• **EXERCISE DESCRIPTION**
Only the number is wanted: count the lines that include the word "nous".
** Begin THE INPUT **
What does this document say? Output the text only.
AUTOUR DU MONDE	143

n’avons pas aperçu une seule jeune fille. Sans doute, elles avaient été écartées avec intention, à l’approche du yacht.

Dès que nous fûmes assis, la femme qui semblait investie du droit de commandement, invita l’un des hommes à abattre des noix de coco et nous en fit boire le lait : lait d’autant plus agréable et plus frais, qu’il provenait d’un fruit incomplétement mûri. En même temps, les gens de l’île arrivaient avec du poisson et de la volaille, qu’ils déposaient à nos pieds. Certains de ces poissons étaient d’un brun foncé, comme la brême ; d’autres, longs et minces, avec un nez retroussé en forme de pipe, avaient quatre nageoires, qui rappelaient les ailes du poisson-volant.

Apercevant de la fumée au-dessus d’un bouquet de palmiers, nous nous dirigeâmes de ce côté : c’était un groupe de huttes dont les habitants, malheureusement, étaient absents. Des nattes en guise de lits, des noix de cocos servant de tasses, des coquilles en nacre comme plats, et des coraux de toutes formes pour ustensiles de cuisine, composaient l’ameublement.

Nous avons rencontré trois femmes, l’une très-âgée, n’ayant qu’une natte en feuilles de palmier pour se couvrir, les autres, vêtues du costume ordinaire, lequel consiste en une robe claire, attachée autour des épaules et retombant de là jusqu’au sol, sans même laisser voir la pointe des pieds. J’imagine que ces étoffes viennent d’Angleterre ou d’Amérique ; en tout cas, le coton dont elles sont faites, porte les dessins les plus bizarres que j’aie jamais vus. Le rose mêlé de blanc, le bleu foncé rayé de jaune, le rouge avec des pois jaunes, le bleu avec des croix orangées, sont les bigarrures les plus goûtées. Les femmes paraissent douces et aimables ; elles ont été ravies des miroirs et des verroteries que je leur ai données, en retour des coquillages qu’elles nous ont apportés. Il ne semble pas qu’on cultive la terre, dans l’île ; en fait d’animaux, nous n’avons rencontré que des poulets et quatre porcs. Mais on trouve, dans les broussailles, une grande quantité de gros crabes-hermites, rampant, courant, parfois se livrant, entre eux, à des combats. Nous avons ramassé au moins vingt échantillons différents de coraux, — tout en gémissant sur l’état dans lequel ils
** End THE INPUT **
** Begin THE INPUT **
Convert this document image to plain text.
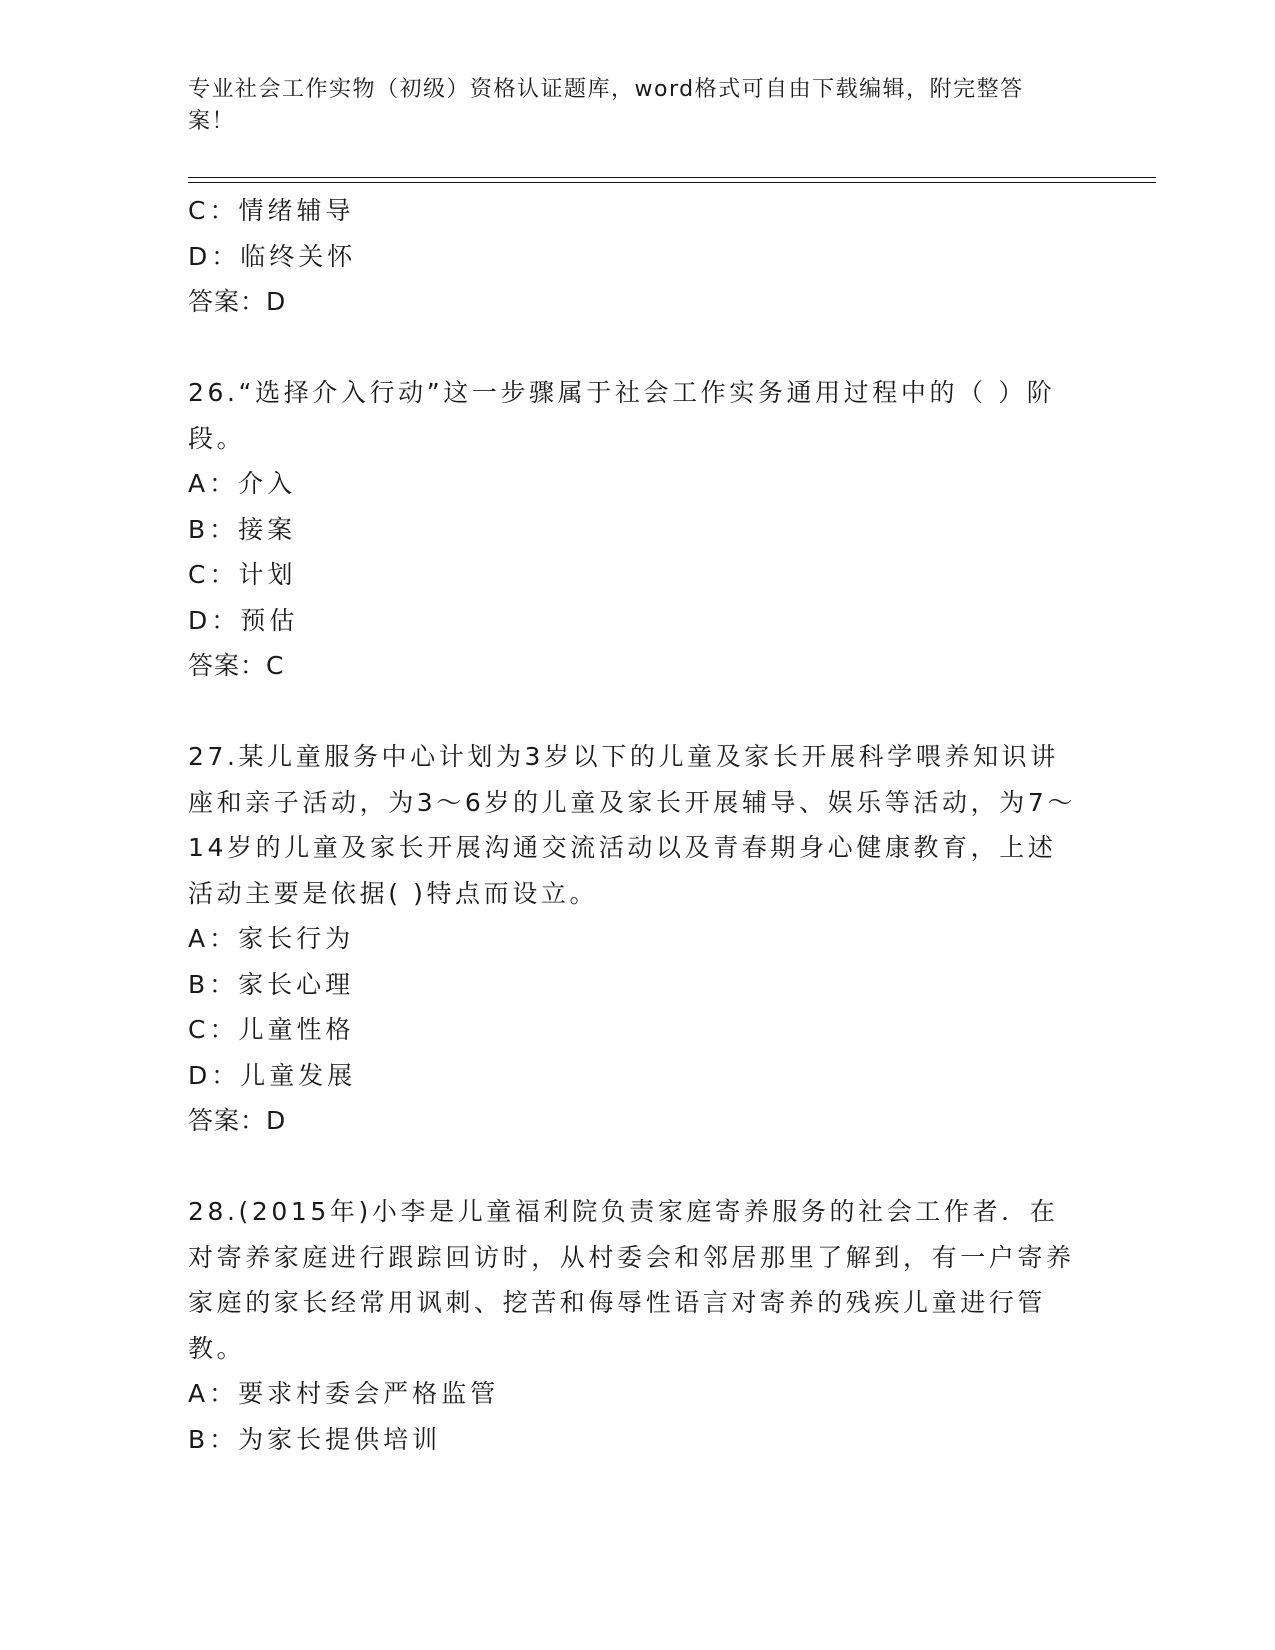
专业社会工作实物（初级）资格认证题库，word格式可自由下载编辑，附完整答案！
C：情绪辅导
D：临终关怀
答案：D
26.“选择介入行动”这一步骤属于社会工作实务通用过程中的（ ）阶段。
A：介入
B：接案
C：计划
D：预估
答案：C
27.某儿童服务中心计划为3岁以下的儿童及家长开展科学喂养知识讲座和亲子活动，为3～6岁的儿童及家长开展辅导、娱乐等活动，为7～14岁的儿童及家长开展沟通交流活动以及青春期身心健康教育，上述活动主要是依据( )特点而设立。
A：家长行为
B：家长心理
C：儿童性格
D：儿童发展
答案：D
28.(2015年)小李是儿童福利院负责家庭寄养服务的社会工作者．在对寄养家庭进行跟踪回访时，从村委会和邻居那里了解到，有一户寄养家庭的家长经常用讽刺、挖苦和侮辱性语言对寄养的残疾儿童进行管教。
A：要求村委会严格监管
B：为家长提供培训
** End THE INPUT **
** Begin THE INPUT **
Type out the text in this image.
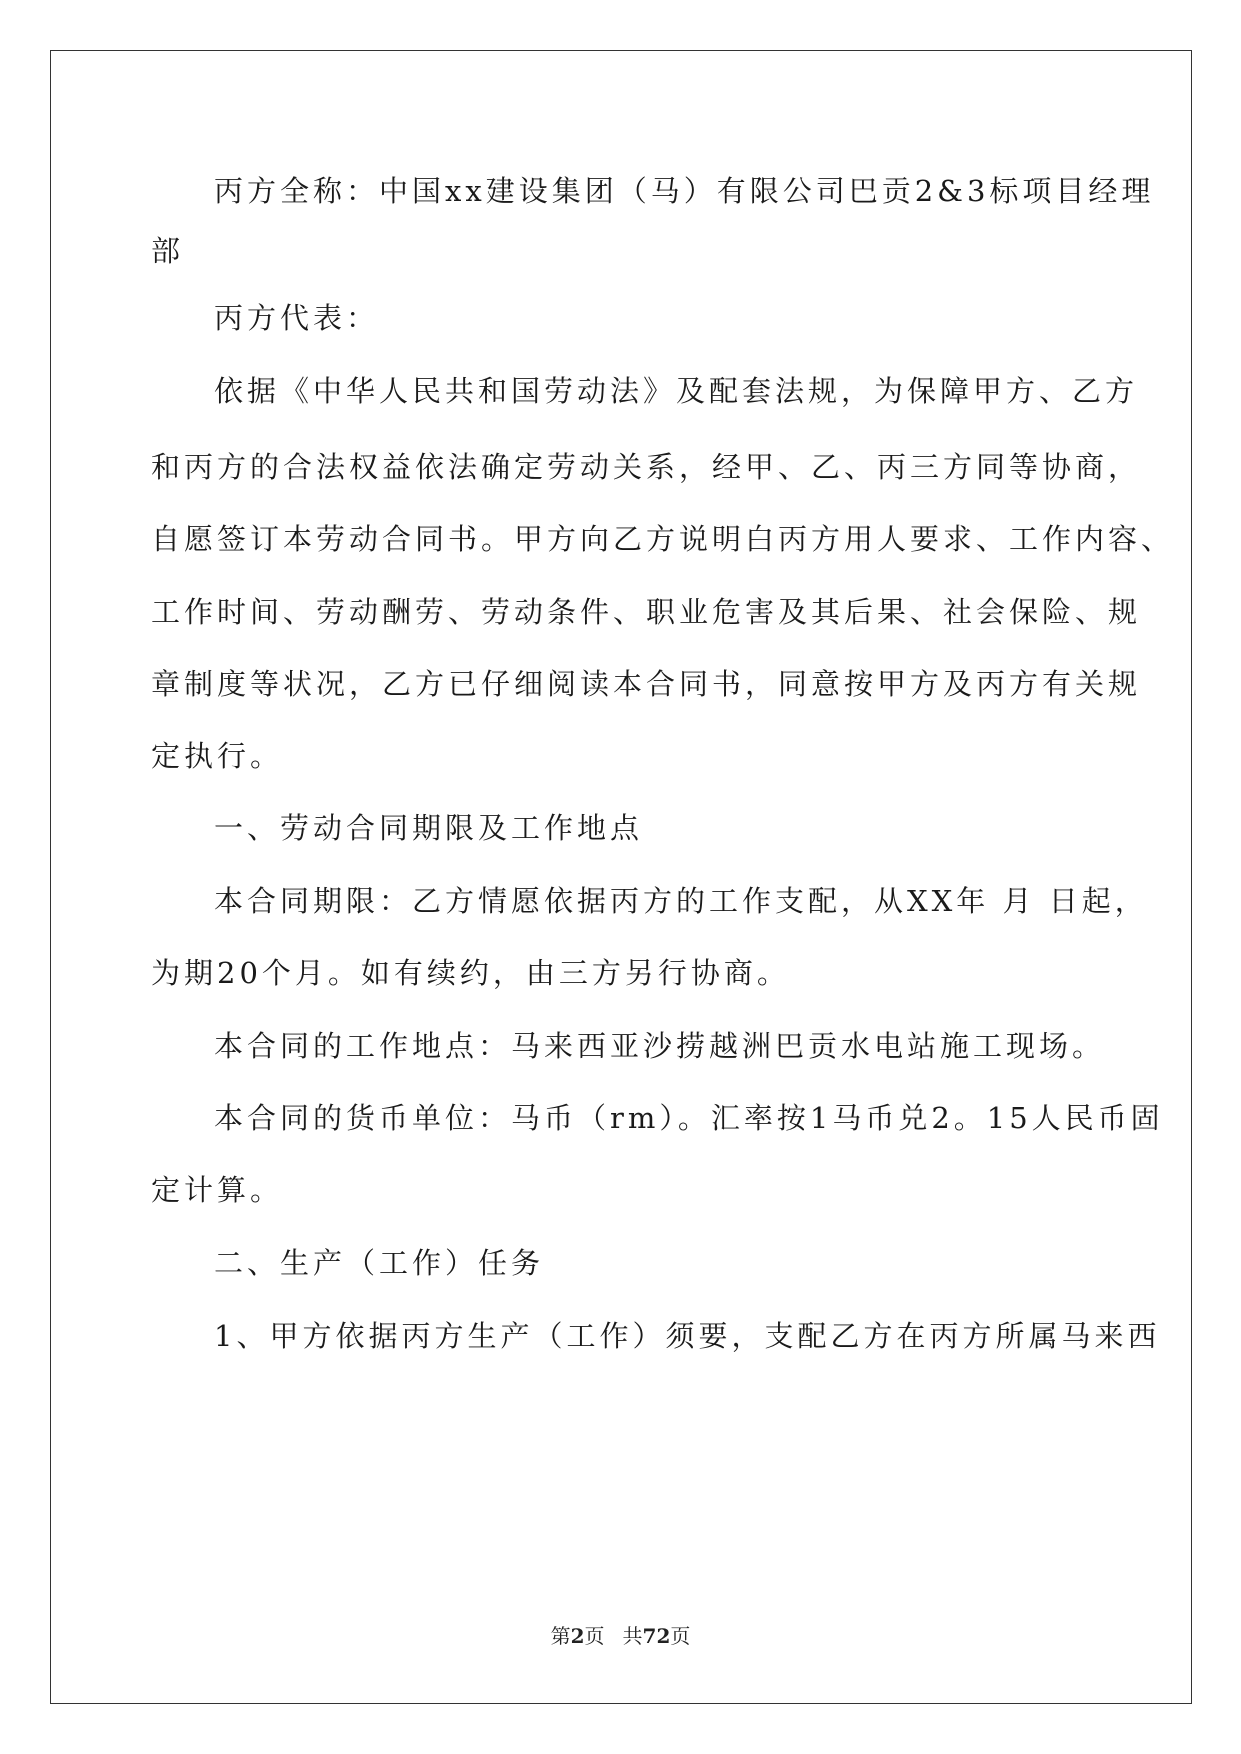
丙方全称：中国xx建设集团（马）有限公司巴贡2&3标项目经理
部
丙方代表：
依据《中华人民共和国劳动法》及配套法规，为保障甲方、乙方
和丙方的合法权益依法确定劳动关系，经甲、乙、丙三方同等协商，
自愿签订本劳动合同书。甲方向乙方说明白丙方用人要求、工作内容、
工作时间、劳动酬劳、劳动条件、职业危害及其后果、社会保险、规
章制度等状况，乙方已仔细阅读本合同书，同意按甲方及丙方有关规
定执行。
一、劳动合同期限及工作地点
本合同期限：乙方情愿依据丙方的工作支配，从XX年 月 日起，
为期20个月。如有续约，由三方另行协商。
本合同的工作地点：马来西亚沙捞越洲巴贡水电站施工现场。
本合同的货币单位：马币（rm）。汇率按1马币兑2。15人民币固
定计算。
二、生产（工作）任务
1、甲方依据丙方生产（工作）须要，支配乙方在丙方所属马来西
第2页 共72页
** End THE INPUT **
• **THE RESPONSE**
3